• [EXERCISE GOAL]: Return the material exactly as supplied, apart from the pictures, which are omitted.

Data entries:
================

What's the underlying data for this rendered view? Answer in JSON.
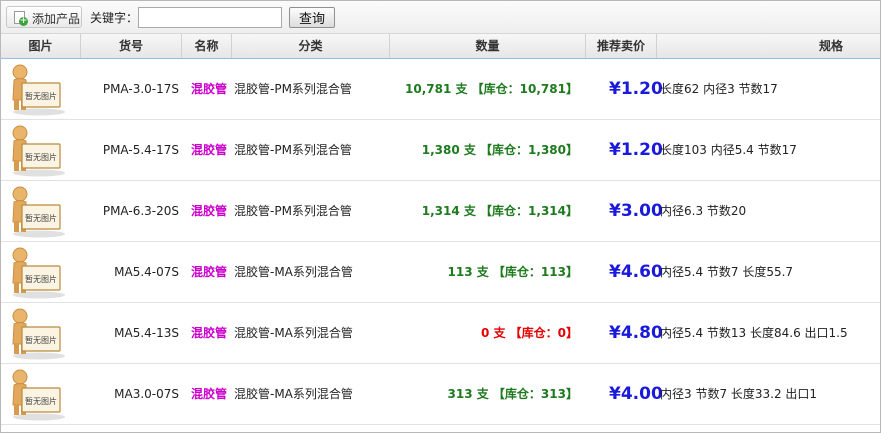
{
  "toolbar": {
    "add_label": "添加产品",
    "keyword_label": "关键字：",
    "keyword_value": "",
    "search_label": "查询"
  },
  "columns": {
    "image": "图片",
    "code": "货号",
    "name": "名称",
    "category": "分类",
    "quantity": "数量",
    "price": "推荐卖价",
    "spec": "规格"
  },
  "placeholder_image_text": "暂无图片",
  "colors": {
    "name": "#cc00cc",
    "qty_in_stock": "#1e7a1e",
    "qty_zero": "#e60000",
    "price": "#1a1adc",
    "header_border": "#99bbe8"
  },
  "rows": [
    {
      "code": "PMA-3.0-17S",
      "name": "混胶管",
      "category": "混胶管-PM系列混合管",
      "quantity": "10,781 支 【库仓：10,781】",
      "price": "¥1.20",
      "spec": "长度62 内径3 节数17",
      "in_stock": true
    },
    {
      "code": "PMA-5.4-17S",
      "name": "混胶管",
      "category": "混胶管-PM系列混合管",
      "quantity": "1,380 支 【库仓：1,380】",
      "price": "¥1.20",
      "spec": "长度103 内径5.4 节数17",
      "in_stock": true
    },
    {
      "code": "PMA-6.3-20S",
      "name": "混胶管",
      "category": "混胶管-PM系列混合管",
      "quantity": "1,314 支 【库仓：1,314】",
      "price": "¥3.00",
      "spec": "内径6.3 节数20",
      "in_stock": true
    },
    {
      "code": "MA5.4-07S",
      "name": "混胶管",
      "category": "混胶管-MA系列混合管",
      "quantity": "113 支 【库仓：113】",
      "price": "¥4.60",
      "spec": "内径5.4 节数7 长度55.7",
      "in_stock": true
    },
    {
      "code": "MA5.4-13S",
      "name": "混胶管",
      "category": "混胶管-MA系列混合管",
      "quantity": "0 支 【库仓：0】",
      "price": "¥4.80",
      "spec": "内径5.4 节数13 长度84.6 出口1.5",
      "in_stock": false
    },
    {
      "code": "MA3.0-07S",
      "name": "混胶管",
      "category": "混胶管-MA系列混合管",
      "quantity": "313 支 【库仓：313】",
      "price": "¥4.00",
      "spec": "内径3 节数7 长度33.2 出口1",
      "in_stock": true
    }
  ]
}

================

• [COMPLETE ANSWER]:
What's the underlying data for this rendered view? Answer in JSON.
{
  "toolbar": {
    "add_label": "添加产品",
    "keyword_label": "关键字：",
    "keyword_value": "",
    "search_label": "查询"
  },
  "columns": {
    "image": "图片",
    "code": "货号",
    "name": "名称",
    "category": "分类",
    "quantity": "数量",
    "price": "推荐卖价",
    "spec": "规格"
  },
  "placeholder_image_text": "暂无图片",
  "colors": {
    "name": "#cc00cc",
    "qty_in_stock": "#1e7a1e",
    "qty_zero": "#e60000",
    "price": "#1a1adc",
    "header_border": "#99bbe8"
  },
  "rows": [
    {
      "code": "PMA-3.0-17S",
      "name": "混胶管",
      "category": "混胶管-PM系列混合管",
      "quantity": "10,781 支 【库仓：10,781】",
      "price": "¥1.20",
      "spec": "长度62 内径3 节数17",
      "in_stock": true
    },
    {
      "code": "PMA-5.4-17S",
      "name": "混胶管",
      "category": "混胶管-PM系列混合管",
      "quantity": "1,380 支 【库仓：1,380】",
      "price": "¥1.20",
      "spec": "长度103 内径5.4 节数17",
      "in_stock": true
    },
    {
      "code": "PMA-6.3-20S",
      "name": "混胶管",
      "category": "混胶管-PM系列混合管",
      "quantity": "1,314 支 【库仓：1,314】",
      "price": "¥3.00",
      "spec": "内径6.3 节数20",
      "in_stock": true
    },
    {
      "code": "MA5.4-07S",
      "name": "混胶管",
      "category": "混胶管-MA系列混合管",
      "quantity": "113 支 【库仓：113】",
      "price": "¥4.60",
      "spec": "内径5.4 节数7 长度55.7",
      "in_stock": true
    },
    {
      "code": "MA5.4-13S",
      "name": "混胶管",
      "category": "混胶管-MA系列混合管",
      "quantity": "0 支 【库仓：0】",
      "price": "¥4.80",
      "spec": "内径5.4 节数13 长度84.6 出口1.5",
      "in_stock": false
    },
    {
      "code": "MA3.0-07S",
      "name": "混胶管",
      "category": "混胶管-MA系列混合管",
      "quantity": "313 支 【库仓：313】",
      "price": "¥4.00",
      "spec": "内径3 节数7 长度33.2 出口1",
      "in_stock": true
    }
  ]
}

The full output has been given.